╭──

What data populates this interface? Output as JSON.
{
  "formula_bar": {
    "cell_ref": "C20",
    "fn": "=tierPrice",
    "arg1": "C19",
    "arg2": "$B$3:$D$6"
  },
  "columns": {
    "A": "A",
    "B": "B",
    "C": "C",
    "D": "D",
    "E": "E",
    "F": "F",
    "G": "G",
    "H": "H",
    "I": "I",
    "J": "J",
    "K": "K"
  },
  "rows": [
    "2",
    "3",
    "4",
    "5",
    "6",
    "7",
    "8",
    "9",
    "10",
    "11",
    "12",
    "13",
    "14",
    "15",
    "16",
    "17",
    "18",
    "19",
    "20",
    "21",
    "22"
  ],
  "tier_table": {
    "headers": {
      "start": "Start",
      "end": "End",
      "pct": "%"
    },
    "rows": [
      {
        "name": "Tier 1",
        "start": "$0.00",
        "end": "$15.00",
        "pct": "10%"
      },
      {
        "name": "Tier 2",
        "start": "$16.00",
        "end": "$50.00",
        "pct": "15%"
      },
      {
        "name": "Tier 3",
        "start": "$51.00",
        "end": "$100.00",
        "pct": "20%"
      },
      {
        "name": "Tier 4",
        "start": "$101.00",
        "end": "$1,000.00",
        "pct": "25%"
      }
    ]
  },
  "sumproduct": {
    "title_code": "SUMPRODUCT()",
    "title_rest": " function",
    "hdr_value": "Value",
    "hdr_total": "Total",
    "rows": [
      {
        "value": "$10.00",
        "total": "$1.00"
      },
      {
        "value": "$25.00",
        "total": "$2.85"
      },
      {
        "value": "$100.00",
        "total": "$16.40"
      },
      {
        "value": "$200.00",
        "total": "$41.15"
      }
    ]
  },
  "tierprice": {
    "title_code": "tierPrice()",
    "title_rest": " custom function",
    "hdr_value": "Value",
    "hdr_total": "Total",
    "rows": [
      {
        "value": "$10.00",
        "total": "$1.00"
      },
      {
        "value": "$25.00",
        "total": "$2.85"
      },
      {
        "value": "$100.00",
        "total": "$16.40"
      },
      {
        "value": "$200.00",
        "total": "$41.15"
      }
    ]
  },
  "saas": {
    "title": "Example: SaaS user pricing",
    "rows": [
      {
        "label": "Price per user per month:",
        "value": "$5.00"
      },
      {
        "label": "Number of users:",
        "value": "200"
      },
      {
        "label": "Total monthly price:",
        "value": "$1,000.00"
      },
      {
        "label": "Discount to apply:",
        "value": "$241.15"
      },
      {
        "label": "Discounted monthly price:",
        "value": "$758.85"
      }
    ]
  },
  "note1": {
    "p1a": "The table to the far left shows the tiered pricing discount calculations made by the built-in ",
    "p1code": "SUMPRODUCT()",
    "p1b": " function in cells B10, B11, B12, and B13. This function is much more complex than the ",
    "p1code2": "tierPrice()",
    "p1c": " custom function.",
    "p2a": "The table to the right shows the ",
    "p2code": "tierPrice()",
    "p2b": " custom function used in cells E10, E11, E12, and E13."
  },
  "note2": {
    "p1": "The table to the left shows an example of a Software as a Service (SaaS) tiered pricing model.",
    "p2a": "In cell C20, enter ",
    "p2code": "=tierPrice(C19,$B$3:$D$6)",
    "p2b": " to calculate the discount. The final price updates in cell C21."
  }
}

╰──

**Task brief:** If a line in the records above contains "label", copy that line.

**Solved exercise:**
        "label": "Price per user per month:",
        "label": "Number of users:",
        "label": "Total monthly price:",
        "label": "Discount to apply:",
        "label": "Discounted monthly price:",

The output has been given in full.